AUFGABENSTELLUNG:
Kannst du die Zeilen von der Zeile mit „sidebar-item-label: Routing xyxy=(21,242,67,254)“ bis zur Zeile mit „sidebar-item-new-terminal[interactable]: 💻 New“, beide eingeschlossen, wortgetreu wiederholen?

<<<<

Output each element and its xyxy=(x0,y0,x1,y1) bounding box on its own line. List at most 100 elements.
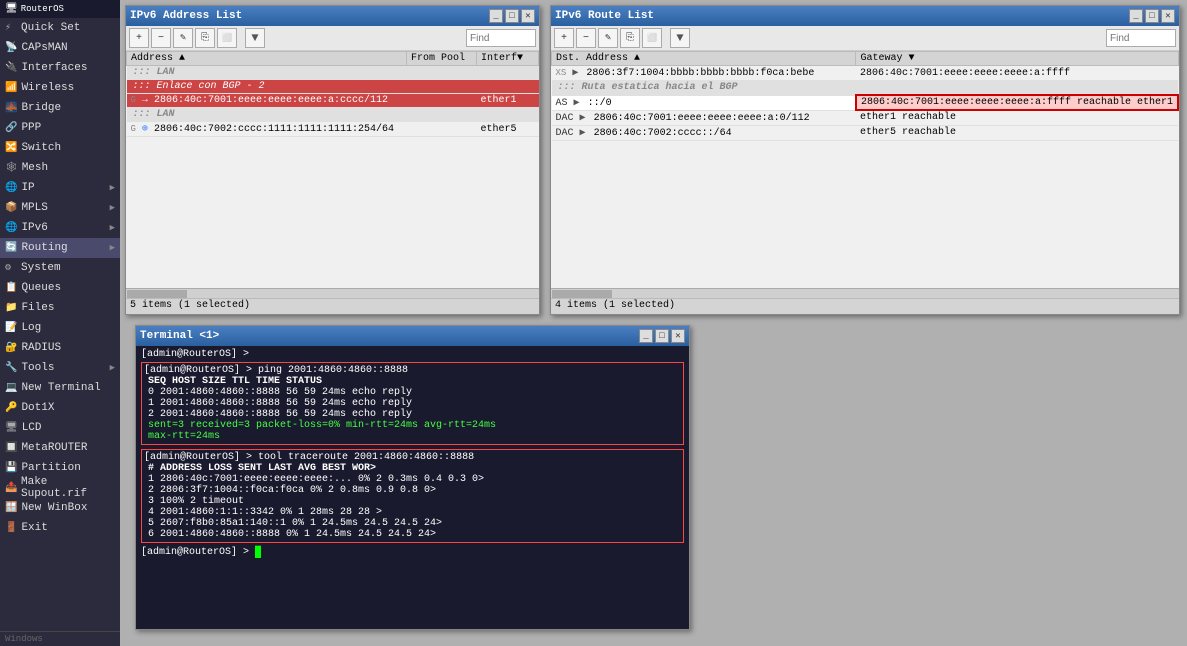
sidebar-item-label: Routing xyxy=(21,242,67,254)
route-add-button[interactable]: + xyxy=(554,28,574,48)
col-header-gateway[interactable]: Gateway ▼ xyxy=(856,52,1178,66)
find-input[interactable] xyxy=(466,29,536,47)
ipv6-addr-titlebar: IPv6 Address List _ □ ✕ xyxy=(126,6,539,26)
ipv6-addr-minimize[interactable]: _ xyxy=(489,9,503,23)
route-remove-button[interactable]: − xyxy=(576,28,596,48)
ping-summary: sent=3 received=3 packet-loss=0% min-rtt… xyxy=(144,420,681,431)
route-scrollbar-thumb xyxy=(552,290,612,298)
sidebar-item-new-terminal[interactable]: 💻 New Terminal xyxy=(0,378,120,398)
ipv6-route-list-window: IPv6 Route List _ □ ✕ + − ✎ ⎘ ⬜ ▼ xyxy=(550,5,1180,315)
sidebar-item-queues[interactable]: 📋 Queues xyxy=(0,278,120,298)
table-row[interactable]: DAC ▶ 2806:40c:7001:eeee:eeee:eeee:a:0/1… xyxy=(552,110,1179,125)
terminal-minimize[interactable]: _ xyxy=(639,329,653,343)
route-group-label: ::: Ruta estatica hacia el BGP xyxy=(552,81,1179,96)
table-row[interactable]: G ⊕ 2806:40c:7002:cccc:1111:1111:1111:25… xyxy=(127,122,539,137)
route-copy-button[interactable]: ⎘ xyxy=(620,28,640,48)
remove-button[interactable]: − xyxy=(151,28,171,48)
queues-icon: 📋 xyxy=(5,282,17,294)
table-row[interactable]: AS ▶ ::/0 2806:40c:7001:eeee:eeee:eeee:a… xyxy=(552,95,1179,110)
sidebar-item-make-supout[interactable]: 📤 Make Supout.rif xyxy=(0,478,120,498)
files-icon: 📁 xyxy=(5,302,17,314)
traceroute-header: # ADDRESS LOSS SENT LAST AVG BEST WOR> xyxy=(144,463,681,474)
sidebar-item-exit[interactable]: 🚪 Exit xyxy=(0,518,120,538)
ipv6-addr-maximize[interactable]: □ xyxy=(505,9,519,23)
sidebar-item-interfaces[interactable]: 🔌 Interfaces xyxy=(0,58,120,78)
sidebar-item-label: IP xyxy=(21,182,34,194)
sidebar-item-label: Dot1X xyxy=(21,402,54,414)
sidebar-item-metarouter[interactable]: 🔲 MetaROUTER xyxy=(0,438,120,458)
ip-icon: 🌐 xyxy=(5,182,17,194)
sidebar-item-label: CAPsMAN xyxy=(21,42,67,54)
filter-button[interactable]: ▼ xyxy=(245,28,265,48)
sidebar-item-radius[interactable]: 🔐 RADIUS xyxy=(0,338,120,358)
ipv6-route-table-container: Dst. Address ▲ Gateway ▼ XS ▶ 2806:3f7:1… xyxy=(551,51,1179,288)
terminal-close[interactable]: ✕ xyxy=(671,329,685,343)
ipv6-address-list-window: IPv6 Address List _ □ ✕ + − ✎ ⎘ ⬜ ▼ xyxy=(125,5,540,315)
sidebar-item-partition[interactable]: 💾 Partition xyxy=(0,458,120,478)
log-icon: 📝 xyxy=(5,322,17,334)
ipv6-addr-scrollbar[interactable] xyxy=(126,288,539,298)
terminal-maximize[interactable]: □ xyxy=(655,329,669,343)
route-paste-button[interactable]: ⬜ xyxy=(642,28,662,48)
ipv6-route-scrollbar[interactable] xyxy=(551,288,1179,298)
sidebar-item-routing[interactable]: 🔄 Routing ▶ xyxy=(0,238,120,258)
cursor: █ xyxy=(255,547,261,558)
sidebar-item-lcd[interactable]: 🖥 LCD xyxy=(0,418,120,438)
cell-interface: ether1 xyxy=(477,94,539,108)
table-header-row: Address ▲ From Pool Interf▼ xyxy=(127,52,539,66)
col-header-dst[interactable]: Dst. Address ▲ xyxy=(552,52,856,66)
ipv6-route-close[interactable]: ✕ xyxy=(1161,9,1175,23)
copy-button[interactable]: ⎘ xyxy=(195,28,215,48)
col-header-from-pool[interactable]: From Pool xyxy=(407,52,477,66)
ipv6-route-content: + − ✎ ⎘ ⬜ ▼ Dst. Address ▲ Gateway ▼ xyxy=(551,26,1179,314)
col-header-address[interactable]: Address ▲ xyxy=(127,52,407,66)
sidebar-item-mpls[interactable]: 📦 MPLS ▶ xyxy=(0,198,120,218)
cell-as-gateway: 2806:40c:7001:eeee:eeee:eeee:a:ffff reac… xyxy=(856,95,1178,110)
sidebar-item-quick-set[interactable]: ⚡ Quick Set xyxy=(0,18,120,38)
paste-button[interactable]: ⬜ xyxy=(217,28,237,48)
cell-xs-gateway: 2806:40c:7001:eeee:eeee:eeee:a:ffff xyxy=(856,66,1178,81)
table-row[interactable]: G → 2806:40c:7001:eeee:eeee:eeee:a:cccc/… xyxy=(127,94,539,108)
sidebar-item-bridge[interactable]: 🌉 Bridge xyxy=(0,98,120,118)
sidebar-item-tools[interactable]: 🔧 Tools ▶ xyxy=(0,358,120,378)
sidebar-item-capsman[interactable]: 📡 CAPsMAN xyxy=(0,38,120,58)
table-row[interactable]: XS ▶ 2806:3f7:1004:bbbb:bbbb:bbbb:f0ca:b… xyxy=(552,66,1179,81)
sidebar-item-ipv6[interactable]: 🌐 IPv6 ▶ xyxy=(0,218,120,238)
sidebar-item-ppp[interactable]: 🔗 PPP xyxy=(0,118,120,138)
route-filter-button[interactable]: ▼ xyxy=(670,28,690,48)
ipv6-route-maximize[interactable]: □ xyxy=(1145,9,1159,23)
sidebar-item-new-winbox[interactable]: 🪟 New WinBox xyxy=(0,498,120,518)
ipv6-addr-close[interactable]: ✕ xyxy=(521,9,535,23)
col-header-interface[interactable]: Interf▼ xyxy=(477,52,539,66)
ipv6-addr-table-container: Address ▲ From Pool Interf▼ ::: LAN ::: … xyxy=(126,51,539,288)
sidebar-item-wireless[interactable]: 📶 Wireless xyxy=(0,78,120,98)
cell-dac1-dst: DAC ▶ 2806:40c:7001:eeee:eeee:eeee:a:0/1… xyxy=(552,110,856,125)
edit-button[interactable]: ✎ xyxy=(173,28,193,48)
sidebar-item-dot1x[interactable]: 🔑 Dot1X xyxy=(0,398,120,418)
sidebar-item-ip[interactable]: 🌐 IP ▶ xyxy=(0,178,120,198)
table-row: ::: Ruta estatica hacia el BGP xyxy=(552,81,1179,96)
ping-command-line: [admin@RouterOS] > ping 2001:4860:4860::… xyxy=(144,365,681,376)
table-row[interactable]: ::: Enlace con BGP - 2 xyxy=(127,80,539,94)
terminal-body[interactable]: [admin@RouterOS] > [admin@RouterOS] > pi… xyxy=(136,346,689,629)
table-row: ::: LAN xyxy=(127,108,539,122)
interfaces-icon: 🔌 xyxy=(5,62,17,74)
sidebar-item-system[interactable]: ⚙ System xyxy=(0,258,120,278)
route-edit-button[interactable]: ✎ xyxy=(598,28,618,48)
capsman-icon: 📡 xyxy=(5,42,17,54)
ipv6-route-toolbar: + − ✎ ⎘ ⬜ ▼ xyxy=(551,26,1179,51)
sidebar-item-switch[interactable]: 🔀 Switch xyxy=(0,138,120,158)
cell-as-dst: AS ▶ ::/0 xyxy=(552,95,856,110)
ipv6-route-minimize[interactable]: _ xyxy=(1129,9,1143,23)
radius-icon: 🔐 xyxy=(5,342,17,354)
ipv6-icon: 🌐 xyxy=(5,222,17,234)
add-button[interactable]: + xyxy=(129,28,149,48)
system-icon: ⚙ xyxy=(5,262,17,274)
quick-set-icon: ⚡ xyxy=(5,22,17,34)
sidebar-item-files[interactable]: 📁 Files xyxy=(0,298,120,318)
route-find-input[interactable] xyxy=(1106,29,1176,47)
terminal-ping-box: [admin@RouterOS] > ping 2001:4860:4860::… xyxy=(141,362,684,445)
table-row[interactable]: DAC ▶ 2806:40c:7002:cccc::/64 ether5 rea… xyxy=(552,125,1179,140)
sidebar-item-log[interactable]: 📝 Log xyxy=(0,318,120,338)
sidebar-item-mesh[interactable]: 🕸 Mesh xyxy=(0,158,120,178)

>>>>

SCHRIFTLICHE ANTWORT:
sidebar-item-label: Routing xyxy=(21,242,67,254)
route-add-button[interactable]: + xyxy=(554,28,574,48)
col-header-gateway[interactable]: Gateway ▼ xyxy=(856,52,1178,66)
find-input[interactable] xyxy=(466,29,536,47)
ipv6-addr-titlebar: IPv6 Address List _ □ ✕ xyxy=(126,6,539,26)
ipv6-addr-minimize[interactable]: _ xyxy=(489,9,503,23)
route-remove-button[interactable]: − xyxy=(576,28,596,48)
ping-summary: sent=3 received=3 packet-loss=0% min-rtt… xyxy=(144,420,681,431)
route-scrollbar-thumb xyxy=(552,290,612,298)
sidebar-item-new-terminal[interactable]: 💻 New Terminal xyxy=(0,378,120,398)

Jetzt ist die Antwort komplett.